The problem:
Scan the data below for the string "대한육군". Copy every line where it appears.

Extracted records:
╔══

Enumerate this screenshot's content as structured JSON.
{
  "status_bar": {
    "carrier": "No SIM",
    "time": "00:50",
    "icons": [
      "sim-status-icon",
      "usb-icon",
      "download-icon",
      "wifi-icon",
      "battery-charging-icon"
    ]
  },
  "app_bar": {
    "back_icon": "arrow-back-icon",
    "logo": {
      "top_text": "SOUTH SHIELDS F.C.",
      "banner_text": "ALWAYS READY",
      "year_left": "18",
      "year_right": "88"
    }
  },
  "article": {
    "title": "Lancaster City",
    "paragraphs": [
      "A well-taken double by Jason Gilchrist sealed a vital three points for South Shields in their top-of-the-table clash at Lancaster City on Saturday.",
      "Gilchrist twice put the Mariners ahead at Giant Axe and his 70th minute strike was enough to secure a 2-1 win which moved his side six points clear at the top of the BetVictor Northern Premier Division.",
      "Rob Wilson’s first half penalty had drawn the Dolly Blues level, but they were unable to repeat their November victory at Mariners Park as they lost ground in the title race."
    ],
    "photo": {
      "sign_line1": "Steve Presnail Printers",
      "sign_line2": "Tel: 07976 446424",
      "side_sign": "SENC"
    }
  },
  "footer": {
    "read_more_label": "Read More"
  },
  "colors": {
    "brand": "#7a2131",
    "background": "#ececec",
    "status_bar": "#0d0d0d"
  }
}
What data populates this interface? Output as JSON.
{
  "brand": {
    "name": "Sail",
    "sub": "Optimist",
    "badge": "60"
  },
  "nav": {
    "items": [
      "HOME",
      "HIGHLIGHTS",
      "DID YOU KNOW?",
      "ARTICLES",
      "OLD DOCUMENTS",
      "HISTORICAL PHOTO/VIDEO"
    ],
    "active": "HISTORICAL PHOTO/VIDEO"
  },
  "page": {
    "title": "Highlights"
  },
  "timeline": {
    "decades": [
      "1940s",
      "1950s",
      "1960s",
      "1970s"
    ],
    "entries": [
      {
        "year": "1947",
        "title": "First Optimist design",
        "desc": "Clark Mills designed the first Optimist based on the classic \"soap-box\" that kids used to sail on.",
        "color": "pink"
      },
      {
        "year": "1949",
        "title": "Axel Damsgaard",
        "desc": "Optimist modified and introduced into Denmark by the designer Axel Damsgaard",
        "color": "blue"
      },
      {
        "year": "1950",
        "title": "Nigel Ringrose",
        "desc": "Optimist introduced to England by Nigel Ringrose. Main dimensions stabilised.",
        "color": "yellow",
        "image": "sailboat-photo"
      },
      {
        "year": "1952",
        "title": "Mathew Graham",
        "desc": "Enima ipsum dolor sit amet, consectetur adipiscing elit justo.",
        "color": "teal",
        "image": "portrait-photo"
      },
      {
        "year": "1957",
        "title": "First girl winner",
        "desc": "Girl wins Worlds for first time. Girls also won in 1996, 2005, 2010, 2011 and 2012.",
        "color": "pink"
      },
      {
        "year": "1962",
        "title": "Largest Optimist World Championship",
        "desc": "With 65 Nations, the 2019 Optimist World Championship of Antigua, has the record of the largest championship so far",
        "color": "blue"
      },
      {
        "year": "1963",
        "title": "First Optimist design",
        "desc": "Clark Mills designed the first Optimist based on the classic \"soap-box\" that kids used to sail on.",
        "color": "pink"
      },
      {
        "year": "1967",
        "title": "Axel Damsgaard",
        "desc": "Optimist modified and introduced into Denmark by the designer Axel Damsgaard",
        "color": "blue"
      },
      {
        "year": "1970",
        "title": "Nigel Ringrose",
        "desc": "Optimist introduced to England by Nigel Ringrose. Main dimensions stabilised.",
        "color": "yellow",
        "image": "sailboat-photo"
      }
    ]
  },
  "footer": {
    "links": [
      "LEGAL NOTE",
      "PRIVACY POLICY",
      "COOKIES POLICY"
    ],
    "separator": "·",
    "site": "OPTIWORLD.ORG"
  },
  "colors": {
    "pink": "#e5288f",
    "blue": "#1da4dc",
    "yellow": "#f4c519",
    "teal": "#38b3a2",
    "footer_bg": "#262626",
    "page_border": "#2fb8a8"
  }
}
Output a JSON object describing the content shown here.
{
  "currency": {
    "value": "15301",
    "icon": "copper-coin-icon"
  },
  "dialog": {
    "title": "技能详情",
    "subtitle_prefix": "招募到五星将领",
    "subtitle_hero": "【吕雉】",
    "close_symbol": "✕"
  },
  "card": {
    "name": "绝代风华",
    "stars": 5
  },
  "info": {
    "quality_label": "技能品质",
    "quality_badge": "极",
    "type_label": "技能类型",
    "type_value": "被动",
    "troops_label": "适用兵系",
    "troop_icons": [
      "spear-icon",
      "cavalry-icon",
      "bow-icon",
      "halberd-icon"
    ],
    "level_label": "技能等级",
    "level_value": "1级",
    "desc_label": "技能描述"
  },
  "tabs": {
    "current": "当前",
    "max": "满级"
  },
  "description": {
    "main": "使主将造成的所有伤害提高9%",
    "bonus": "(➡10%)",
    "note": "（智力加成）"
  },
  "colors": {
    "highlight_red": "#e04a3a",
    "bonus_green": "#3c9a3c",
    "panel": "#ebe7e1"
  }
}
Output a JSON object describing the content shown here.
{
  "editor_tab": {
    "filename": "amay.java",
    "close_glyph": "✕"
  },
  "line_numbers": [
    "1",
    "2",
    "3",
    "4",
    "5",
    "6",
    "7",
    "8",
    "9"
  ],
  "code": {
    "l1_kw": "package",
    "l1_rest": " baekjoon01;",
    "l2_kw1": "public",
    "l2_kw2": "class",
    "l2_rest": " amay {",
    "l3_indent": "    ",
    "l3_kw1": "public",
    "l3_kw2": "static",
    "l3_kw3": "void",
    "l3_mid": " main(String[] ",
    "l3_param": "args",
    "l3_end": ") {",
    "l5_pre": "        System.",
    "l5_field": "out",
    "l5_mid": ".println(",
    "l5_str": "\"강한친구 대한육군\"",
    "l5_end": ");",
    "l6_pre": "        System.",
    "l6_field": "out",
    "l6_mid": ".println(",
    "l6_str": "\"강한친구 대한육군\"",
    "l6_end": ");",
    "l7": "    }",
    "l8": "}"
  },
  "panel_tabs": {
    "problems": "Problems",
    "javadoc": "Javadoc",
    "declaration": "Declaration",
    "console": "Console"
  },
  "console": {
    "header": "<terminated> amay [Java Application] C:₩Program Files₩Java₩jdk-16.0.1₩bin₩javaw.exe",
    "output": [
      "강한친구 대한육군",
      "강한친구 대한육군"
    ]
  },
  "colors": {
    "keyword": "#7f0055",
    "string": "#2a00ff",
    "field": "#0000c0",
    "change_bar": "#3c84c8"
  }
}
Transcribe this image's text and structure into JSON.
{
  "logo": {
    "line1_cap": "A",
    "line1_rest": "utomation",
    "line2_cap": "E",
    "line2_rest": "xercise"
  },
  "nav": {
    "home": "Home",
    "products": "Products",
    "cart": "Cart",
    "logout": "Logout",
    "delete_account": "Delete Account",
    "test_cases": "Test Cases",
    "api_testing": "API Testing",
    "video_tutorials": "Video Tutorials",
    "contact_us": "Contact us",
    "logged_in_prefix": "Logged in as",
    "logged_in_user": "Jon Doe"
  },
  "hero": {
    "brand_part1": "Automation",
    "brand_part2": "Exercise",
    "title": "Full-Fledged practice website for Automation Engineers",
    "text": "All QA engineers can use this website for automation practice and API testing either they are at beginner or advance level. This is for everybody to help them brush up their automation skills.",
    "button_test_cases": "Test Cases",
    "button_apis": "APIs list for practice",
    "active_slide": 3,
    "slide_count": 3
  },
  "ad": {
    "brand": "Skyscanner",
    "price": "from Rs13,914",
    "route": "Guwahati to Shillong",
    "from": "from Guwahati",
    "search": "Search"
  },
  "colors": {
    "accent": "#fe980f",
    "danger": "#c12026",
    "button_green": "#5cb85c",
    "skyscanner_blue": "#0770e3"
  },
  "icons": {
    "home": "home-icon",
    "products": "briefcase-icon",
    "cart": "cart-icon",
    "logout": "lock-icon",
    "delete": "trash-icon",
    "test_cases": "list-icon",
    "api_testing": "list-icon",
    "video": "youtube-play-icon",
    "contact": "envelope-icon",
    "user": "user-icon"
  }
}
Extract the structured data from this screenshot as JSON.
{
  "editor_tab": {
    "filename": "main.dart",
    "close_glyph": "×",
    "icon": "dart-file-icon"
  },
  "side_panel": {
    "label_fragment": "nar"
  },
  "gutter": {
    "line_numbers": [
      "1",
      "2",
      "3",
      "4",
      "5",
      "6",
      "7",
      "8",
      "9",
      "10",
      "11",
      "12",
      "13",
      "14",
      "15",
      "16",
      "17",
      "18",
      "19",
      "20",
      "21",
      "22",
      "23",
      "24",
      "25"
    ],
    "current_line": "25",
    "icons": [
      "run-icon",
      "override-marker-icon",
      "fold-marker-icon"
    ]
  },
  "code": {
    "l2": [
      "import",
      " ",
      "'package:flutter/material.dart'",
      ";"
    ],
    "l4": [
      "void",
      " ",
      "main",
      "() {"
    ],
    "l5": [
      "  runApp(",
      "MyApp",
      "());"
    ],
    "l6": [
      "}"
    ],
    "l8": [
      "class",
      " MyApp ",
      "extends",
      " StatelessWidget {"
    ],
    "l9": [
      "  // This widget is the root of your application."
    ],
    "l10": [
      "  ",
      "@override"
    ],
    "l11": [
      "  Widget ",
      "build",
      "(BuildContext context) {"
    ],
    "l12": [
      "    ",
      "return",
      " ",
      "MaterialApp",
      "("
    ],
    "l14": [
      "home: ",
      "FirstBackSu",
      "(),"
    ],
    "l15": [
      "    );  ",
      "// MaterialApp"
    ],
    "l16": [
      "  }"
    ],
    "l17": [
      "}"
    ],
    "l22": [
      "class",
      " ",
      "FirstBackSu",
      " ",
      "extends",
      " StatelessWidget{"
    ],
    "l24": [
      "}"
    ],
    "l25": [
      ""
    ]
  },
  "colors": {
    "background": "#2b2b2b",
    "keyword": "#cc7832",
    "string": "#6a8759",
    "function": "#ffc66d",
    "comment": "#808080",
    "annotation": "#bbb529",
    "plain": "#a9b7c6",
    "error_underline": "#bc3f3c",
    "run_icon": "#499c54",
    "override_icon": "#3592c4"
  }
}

╚══

In response:
    "l5_str": "\"강한친구 대한육군\"",
    "l6_str": "\"강한친구 대한육군\"",
      "강한친구 대한육군",
      "강한친구 대한육군"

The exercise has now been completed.